▶ [Material provided]
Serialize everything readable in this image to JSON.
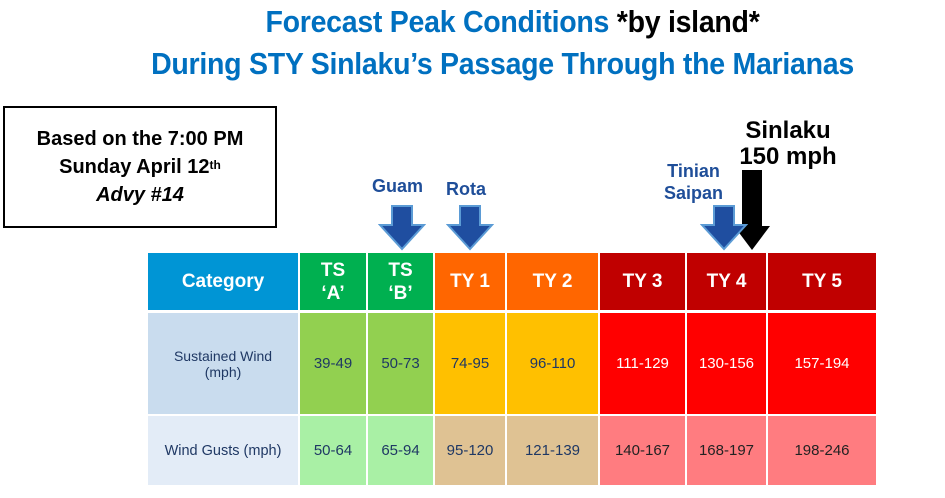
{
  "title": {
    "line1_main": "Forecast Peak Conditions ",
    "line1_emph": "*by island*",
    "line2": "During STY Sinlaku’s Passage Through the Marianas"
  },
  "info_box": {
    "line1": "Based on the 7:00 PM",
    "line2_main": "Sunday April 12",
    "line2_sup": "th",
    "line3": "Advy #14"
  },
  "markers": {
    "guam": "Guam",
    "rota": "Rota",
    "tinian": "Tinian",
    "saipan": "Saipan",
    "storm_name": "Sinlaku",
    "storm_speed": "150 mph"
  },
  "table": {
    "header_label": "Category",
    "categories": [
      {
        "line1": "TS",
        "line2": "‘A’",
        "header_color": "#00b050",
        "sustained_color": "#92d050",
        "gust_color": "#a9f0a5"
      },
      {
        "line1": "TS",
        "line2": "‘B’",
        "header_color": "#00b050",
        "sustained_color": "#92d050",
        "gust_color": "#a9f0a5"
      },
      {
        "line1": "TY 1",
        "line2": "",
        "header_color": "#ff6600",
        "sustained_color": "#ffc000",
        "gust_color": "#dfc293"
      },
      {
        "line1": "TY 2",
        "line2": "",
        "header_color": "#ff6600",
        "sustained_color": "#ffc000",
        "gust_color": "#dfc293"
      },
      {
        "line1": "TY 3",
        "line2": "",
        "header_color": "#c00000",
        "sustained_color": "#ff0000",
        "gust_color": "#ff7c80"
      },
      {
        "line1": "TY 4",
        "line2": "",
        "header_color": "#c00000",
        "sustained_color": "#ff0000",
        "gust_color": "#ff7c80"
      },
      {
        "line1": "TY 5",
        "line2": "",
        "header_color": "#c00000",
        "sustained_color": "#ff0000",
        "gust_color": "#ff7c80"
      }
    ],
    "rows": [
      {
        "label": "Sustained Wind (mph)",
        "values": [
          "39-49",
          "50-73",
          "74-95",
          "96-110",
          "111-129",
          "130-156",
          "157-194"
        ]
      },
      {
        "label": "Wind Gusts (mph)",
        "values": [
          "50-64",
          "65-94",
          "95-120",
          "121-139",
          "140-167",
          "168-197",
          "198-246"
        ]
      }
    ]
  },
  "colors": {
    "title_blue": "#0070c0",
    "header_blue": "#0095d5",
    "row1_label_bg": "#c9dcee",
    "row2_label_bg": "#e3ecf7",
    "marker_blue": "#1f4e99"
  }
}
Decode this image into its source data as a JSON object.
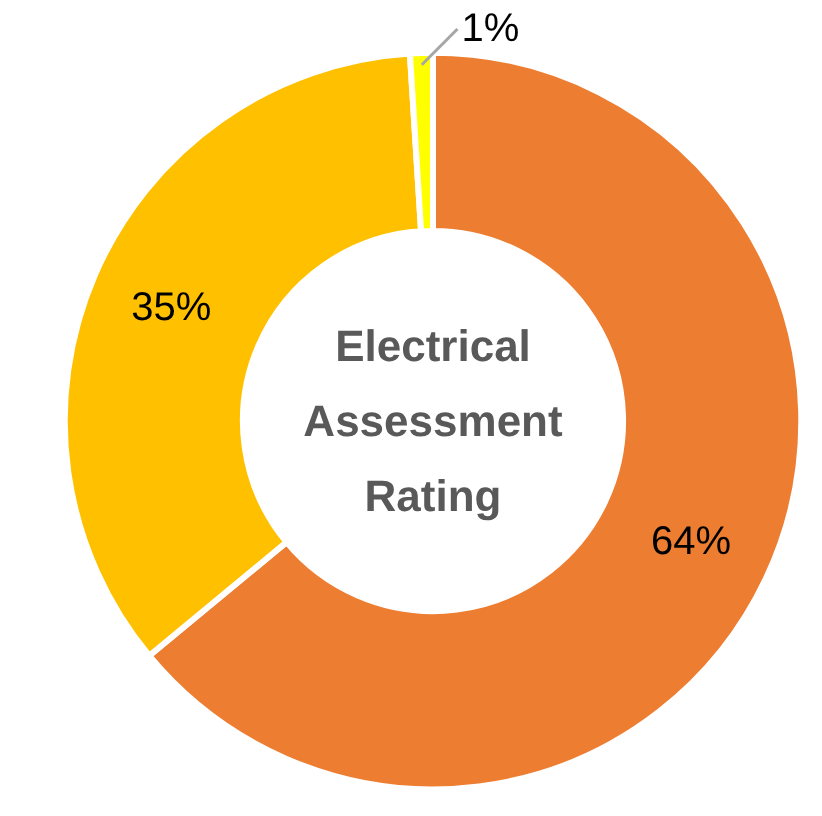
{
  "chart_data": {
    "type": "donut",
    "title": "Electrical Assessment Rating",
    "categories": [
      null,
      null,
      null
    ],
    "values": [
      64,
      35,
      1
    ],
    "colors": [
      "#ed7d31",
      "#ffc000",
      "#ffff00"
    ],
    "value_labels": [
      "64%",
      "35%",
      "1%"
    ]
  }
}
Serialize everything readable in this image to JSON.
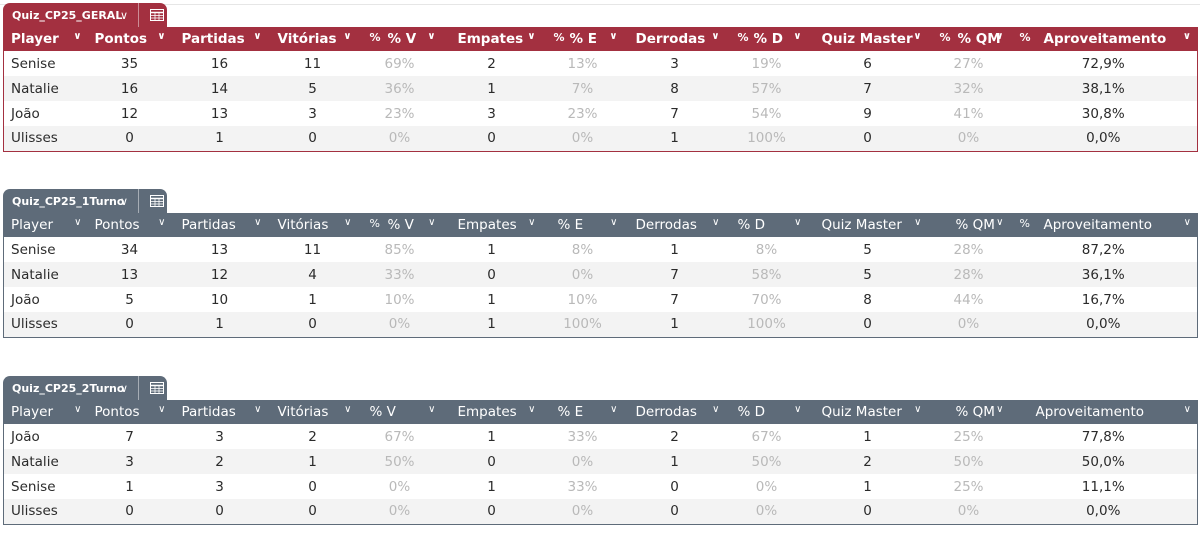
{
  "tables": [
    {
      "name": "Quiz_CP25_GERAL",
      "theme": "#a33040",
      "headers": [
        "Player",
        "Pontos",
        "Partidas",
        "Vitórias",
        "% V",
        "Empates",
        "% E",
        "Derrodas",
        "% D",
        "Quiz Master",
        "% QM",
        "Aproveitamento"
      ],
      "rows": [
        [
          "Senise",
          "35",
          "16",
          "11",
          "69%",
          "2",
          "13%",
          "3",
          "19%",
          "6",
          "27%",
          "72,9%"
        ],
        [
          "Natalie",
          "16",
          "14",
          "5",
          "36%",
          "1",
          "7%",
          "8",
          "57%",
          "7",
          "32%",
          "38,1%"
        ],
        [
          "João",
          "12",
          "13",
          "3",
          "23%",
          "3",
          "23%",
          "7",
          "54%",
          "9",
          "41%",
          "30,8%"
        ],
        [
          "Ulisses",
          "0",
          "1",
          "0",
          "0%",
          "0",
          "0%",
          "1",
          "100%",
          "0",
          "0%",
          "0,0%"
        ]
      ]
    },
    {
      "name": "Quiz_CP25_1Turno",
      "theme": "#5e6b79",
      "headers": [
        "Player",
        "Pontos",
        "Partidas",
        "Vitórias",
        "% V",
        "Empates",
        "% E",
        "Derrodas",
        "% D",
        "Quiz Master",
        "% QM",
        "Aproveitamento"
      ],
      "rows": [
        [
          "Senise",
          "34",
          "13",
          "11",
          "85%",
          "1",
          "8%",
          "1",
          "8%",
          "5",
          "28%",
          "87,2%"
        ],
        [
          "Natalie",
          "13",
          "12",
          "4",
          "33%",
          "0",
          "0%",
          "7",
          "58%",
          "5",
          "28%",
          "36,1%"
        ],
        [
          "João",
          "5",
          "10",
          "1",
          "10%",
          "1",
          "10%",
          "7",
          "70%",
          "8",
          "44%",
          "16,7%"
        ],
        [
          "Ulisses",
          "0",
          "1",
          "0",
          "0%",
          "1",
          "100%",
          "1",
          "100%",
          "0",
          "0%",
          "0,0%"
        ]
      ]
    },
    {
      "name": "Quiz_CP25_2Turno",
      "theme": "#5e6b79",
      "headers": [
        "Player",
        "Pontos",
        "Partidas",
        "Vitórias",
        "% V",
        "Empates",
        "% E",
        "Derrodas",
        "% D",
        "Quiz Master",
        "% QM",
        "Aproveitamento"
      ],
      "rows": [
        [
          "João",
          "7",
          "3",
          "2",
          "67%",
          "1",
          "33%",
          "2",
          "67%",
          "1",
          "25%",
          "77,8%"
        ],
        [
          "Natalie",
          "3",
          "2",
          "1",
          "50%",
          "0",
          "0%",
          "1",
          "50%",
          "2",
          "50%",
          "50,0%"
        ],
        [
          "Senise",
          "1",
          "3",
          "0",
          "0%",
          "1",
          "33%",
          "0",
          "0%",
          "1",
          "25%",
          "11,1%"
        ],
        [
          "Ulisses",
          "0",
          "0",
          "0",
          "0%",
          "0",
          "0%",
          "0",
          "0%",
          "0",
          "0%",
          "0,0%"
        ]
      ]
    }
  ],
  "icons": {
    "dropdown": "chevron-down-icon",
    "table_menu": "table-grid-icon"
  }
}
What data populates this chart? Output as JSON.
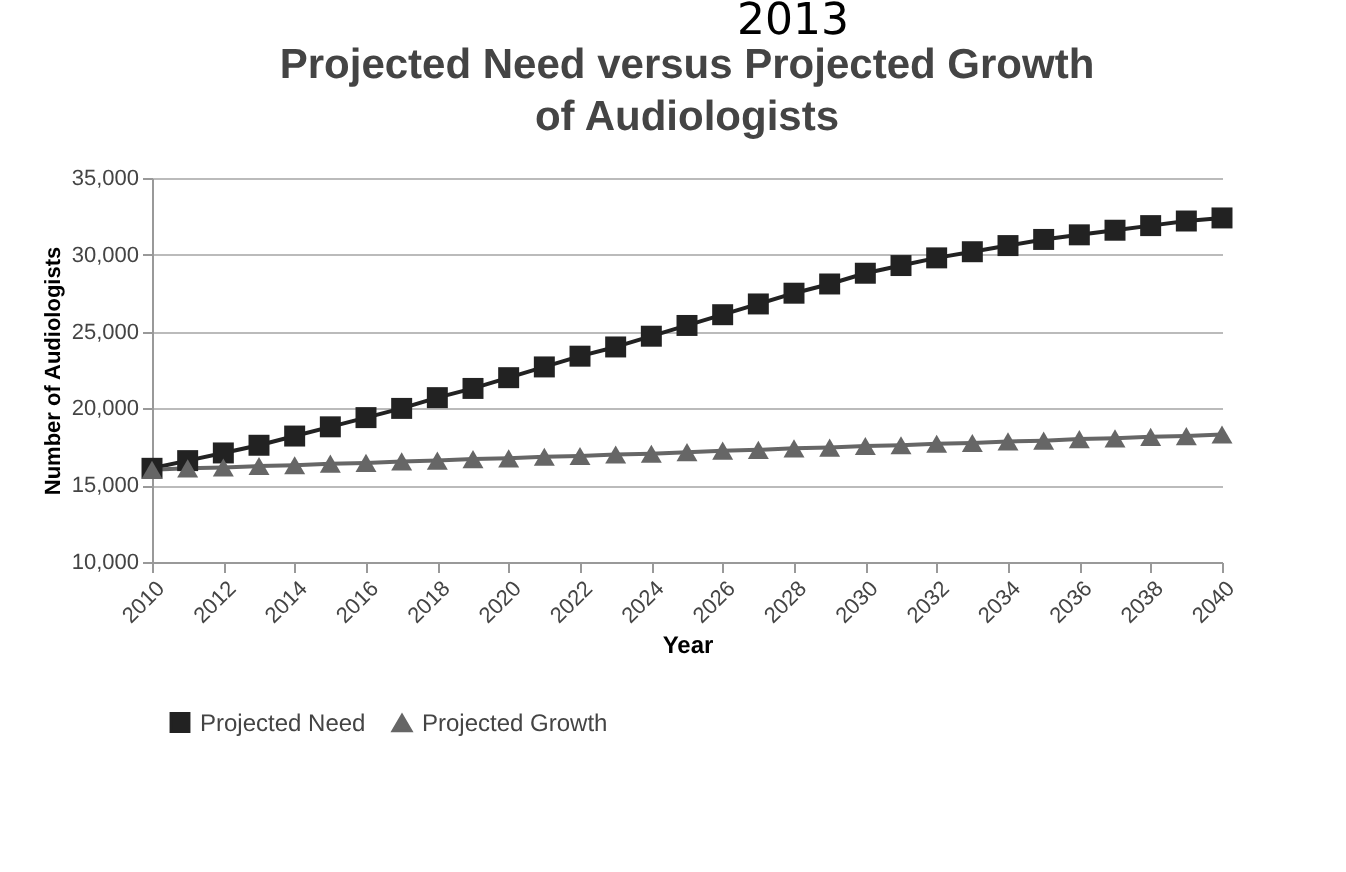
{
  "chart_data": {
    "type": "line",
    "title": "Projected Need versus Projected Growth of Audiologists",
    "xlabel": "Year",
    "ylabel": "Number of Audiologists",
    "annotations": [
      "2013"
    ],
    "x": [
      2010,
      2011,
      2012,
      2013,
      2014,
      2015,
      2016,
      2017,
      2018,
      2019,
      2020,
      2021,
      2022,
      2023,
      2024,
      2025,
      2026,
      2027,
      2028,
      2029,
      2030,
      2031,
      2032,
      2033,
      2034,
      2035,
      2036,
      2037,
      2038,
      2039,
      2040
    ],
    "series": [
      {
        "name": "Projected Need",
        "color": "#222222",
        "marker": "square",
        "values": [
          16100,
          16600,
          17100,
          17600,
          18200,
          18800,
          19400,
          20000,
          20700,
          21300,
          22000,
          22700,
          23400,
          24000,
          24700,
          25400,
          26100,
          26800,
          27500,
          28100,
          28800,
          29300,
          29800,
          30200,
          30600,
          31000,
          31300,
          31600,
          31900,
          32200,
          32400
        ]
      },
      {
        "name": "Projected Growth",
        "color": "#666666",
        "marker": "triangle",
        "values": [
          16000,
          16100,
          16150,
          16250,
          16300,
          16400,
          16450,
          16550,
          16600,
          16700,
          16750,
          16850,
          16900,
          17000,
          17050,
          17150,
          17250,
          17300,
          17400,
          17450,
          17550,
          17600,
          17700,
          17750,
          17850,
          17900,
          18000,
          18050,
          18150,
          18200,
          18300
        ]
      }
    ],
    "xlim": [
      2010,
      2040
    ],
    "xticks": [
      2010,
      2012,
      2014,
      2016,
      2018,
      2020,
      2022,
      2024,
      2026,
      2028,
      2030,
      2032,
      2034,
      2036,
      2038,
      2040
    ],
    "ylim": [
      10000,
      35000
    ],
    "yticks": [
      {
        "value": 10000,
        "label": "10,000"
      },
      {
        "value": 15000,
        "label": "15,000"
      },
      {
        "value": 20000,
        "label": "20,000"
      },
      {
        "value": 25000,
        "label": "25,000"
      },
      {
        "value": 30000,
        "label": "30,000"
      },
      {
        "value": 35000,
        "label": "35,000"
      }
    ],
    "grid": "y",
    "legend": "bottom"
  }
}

▶ [Task prompt] Across the data above, how many lines include the word "Wind"? Give only the count.

▶ [Complete response] 2